Present the following entries again, word for word and in full.

⁂

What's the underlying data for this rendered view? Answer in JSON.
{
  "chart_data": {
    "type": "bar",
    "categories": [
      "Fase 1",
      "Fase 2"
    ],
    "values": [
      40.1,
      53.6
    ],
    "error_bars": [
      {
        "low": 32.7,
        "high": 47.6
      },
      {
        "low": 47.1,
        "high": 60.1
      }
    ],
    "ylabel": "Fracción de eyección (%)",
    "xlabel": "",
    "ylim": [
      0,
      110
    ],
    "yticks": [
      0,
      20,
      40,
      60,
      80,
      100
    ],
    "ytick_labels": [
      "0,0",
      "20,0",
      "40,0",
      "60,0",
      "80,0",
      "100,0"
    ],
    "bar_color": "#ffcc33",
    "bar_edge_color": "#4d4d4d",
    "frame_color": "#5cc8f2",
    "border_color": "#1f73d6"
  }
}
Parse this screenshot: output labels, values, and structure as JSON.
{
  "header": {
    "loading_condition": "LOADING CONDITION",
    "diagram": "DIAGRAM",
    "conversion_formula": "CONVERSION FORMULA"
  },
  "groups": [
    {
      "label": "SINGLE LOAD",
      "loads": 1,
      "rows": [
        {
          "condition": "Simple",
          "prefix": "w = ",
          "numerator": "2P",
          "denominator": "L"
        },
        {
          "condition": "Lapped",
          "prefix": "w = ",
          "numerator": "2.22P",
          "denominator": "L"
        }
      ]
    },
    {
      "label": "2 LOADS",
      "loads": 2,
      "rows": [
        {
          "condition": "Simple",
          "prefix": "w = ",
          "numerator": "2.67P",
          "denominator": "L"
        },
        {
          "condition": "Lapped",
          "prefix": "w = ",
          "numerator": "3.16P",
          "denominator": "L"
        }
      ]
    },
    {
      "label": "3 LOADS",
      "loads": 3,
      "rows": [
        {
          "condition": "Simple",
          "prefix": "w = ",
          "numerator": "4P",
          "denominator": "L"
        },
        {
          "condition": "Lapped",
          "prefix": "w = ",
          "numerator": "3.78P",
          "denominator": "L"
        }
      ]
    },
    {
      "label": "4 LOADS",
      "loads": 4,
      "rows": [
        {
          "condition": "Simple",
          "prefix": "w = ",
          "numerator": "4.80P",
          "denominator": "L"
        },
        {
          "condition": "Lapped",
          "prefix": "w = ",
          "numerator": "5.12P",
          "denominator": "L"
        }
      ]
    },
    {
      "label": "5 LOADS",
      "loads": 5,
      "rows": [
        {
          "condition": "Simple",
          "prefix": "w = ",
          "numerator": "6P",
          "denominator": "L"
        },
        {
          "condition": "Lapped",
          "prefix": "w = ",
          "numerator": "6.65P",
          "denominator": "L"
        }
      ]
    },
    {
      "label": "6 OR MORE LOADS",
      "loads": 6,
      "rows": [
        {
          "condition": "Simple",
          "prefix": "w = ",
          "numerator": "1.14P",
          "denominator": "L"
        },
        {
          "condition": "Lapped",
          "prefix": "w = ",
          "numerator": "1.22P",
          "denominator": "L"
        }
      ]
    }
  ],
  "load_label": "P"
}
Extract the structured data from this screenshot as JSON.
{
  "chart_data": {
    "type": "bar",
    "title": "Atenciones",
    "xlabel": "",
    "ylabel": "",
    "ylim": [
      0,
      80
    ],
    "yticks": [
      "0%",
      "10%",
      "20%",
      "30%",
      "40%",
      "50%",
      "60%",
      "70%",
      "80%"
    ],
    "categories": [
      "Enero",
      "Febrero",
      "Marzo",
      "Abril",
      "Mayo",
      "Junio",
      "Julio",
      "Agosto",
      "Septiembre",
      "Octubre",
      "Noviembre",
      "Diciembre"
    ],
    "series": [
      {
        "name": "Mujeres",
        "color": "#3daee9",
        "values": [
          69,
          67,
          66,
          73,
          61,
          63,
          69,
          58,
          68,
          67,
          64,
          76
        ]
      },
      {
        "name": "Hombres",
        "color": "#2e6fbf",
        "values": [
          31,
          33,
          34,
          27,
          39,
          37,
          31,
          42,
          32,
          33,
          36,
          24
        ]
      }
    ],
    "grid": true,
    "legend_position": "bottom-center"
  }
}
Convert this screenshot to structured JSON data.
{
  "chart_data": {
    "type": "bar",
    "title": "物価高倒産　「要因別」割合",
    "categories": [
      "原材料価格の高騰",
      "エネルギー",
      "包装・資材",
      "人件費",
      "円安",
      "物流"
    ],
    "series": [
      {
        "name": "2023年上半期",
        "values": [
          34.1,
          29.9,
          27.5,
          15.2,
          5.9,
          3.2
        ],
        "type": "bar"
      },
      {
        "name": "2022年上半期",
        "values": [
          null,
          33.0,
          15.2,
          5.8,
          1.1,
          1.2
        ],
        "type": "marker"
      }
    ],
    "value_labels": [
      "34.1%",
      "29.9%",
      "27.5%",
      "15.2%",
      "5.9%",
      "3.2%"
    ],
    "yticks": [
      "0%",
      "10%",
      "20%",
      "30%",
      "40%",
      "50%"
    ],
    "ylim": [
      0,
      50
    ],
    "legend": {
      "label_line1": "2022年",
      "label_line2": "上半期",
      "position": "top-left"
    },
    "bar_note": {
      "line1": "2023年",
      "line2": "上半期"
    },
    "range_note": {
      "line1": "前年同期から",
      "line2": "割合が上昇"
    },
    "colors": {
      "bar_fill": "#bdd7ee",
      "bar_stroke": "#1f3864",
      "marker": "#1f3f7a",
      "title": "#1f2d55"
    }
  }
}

⁂

Final result »
What's the underlying data for this rendered view? Answer in JSON.
{
  "chart_data": {
    "type": "bar",
    "categories": [
      "Fase 1",
      "Fase 2"
    ],
    "values": [
      40.1,
      53.6
    ],
    "error_bars": [
      {
        "low": 32.7,
        "high": 47.6
      },
      {
        "low": 47.1,
        "high": 60.1
      }
    ],
    "ylabel": "Fracción de eyección (%)",
    "xlabel": "",
    "ylim": [
      0,
      110
    ],
    "yticks": [
      0,
      20,
      40,
      60,
      80,
      100
    ],
    "ytick_labels": [
      "0,0",
      "20,0",
      "40,0",
      "60,0",
      "80,0",
      "100,0"
    ],
    "bar_color": "#ffcc33",
    "bar_edge_color": "#4d4d4d",
    "frame_color": "#5cc8f2",
    "border_color": "#1f73d6"
  }
}
Parse this screenshot: output labels, values, and structure as JSON.
{
  "header": {
    "loading_condition": "LOADING CONDITION",
    "diagram": "DIAGRAM",
    "conversion_formula": "CONVERSION FORMULA"
  },
  "groups": [
    {
      "label": "SINGLE LOAD",
      "loads": 1,
      "rows": [
        {
          "condition": "Simple",
          "prefix": "w = ",
          "numerator": "2P",
          "denominator": "L"
        },
        {
          "condition": "Lapped",
          "prefix": "w = ",
          "numerator": "2.22P",
          "denominator": "L"
        }
      ]
    },
    {
      "label": "2 LOADS",
      "loads": 2,
      "rows": [
        {
          "condition": "Simple",
          "prefix": "w = ",
          "numerator": "2.67P",
          "denominator": "L"
        },
        {
          "condition": "Lapped",
          "prefix": "w = ",
          "numerator": "3.16P",
          "denominator": "L"
        }
      ]
    },
    {
      "label": "3 LOADS",
      "loads": 3,
      "rows": [
        {
          "condition": "Simple",
          "prefix": "w = ",
          "numerator": "4P",
          "denominator": "L"
        },
        {
          "condition": "Lapped",
          "prefix": "w = ",
          "numerator": "3.78P",
          "denominator": "L"
        }
      ]
    },
    {
      "label": "4 LOADS",
      "loads": 4,
      "rows": [
        {
          "condition": "Simple",
          "prefix": "w = ",
          "numerator": "4.80P",
          "denominator": "L"
        },
        {
          "condition": "Lapped",
          "prefix": "w = ",
          "numerator": "5.12P",
          "denominator": "L"
        }
      ]
    },
    {
      "label": "5 LOADS",
      "loads": 5,
      "rows": [
        {
          "condition": "Simple",
          "prefix": "w = ",
          "numerator": "6P",
          "denominator": "L"
        },
        {
          "condition": "Lapped",
          "prefix": "w = ",
          "numerator": "6.65P",
          "denominator": "L"
        }
      ]
    },
    {
      "label": "6 OR MORE LOADS",
      "loads": 6,
      "rows": [
        {
          "condition": "Simple",
          "prefix": "w = ",
          "numerator": "1.14P",
          "denominator": "L"
        },
        {
          "condition": "Lapped",
          "prefix": "w = ",
          "numerator": "1.22P",
          "denominator": "L"
        }
      ]
    }
  ],
  "load_label": "P"
}
Extract the structured data from this screenshot as JSON.
{
  "chart_data": {
    "type": "bar",
    "title": "Atenciones",
    "xlabel": "",
    "ylabel": "",
    "ylim": [
      0,
      80
    ],
    "yticks": [
      "0%",
      "10%",
      "20%",
      "30%",
      "40%",
      "50%",
      "60%",
      "70%",
      "80%"
    ],
    "categories": [
      "Enero",
      "Febrero",
      "Marzo",
      "Abril",
      "Mayo",
      "Junio",
      "Julio",
      "Agosto",
      "Septiembre",
      "Octubre",
      "Noviembre",
      "Diciembre"
    ],
    "series": [
      {
        "name": "Mujeres",
        "color": "#3daee9",
        "values": [
          69,
          67,
          66,
          73,
          61,
          63,
          69,
          58,
          68,
          67,
          64,
          76
        ]
      },
      {
        "name": "Hombres",
        "color": "#2e6fbf",
        "values": [
          31,
          33,
          34,
          27,
          39,
          37,
          31,
          42,
          32,
          33,
          36,
          24
        ]
      }
    ],
    "grid": true,
    "legend_position": "bottom-center"
  }
}
Convert this screenshot to structured JSON data.
{
  "chart_data": {
    "type": "bar",
    "title": "物価高倒産　「要因別」割合",
    "categories": [
      "原材料価格の高騰",
      "エネルギー",
      "包装・資材",
      "人件費",
      "円安",
      "物流"
    ],
    "series": [
      {
        "name": "2023年上半期",
        "values": [
          34.1,
          29.9,
          27.5,
          15.2,
          5.9,
          3.2
        ],
        "type": "bar"
      },
      {
        "name": "2022年上半期",
        "values": [
          null,
          33.0,
          15.2,
          5.8,
          1.1,
          1.2
        ],
        "type": "marker"
      }
    ],
    "value_labels": [
      "34.1%",
      "29.9%",
      "27.5%",
      "15.2%",
      "5.9%",
      "3.2%"
    ],
    "yticks": [
      "0%",
      "10%",
      "20%",
      "30%",
      "40%",
      "50%"
    ],
    "ylim": [
      0,
      50
    ],
    "legend": {
      "label_line1": "2022年",
      "label_line2": "上半期",
      "position": "top-left"
    },
    "bar_note": {
      "line1": "2023年",
      "line2": "上半期"
    },
    "range_note": {
      "line1": "前年同期から",
      "line2": "割合が上昇"
    },
    "colors": {
      "bar_fill": "#bdd7ee",
      "bar_stroke": "#1f3864",
      "marker": "#1f3f7a",
      "title": "#1f2d55"
    }
  }
}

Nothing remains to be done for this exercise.